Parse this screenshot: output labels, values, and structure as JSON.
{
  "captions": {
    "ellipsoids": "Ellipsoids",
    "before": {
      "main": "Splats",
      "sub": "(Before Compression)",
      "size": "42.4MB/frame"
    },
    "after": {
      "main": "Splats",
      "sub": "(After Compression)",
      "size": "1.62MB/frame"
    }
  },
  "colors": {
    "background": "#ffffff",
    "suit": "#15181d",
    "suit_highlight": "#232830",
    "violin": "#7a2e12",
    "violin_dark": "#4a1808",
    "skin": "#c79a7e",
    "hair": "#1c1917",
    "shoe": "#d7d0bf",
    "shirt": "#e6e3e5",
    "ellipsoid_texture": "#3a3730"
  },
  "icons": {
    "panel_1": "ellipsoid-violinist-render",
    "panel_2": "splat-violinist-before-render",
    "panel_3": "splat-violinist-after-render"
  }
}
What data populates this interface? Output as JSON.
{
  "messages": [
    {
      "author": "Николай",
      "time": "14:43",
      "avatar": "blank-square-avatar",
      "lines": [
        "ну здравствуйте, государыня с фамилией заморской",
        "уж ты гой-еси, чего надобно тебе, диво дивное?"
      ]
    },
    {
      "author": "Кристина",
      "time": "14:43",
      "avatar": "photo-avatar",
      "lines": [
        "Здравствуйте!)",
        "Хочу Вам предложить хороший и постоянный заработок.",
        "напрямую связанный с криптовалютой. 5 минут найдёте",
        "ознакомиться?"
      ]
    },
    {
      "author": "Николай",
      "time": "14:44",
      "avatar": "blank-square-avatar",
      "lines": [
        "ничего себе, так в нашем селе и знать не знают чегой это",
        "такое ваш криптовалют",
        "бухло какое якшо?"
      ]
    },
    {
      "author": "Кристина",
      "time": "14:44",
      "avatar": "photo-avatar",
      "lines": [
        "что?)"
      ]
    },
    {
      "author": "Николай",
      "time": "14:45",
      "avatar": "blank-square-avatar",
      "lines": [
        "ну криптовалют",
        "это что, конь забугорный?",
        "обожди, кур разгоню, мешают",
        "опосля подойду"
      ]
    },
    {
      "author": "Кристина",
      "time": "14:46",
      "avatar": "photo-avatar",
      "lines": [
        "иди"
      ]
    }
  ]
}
◆ ◆ ◆ ◆ ◆
### WHAT IS BEING ASKED
All of the data needs to be reproduced exactly, with no line missing.

### FINAL ANSWER
Parse this screenshot: output labels, values, and structure as JSON.
{
  "captions": {
    "ellipsoids": "Ellipsoids",
    "before": {
      "main": "Splats",
      "sub": "(Before Compression)",
      "size": "42.4MB/frame"
    },
    "after": {
      "main": "Splats",
      "sub": "(After Compression)",
      "size": "1.62MB/frame"
    }
  },
  "colors": {
    "background": "#ffffff",
    "suit": "#15181d",
    "suit_highlight": "#232830",
    "violin": "#7a2e12",
    "violin_dark": "#4a1808",
    "skin": "#c79a7e",
    "hair": "#1c1917",
    "shoe": "#d7d0bf",
    "shirt": "#e6e3e5",
    "ellipsoid_texture": "#3a3730"
  },
  "icons": {
    "panel_1": "ellipsoid-violinist-render",
    "panel_2": "splat-violinist-before-render",
    "panel_3": "splat-violinist-after-render"
  }
}
What data populates this interface? Output as JSON.
{
  "messages": [
    {
      "author": "Николай",
      "time": "14:43",
      "avatar": "blank-square-avatar",
      "lines": [
        "ну здравствуйте, государыня с фамилией заморской",
        "уж ты гой-еси, чего надобно тебе, диво дивное?"
      ]
    },
    {
      "author": "Кристина",
      "time": "14:43",
      "avatar": "photo-avatar",
      "lines": [
        "Здравствуйте!)",
        "Хочу Вам предложить хороший и постоянный заработок.",
        "напрямую связанный с криптовалютой. 5 минут найдёте",
        "ознакомиться?"
      ]
    },
    {
      "author": "Николай",
      "time": "14:44",
      "avatar": "blank-square-avatar",
      "lines": [
        "ничего себе, так в нашем селе и знать не знают чегой это",
        "такое ваш криптовалют",
        "бухло какое якшо?"
      ]
    },
    {
      "author": "Кристина",
      "time": "14:44",
      "avatar": "photo-avatar",
      "lines": [
        "что?)"
      ]
    },
    {
      "author": "Николай",
      "time": "14:45",
      "avatar": "blank-square-avatar",
      "lines": [
        "ну криптовалют",
        "это что, конь забугорный?",
        "обожди, кур разгоню, мешают",
        "опосля подойду"
      ]
    },
    {
      "author": "Кристина",
      "time": "14:46",
      "avatar": "photo-avatar",
      "lines": [
        "иди"
      ]
    }
  ]
}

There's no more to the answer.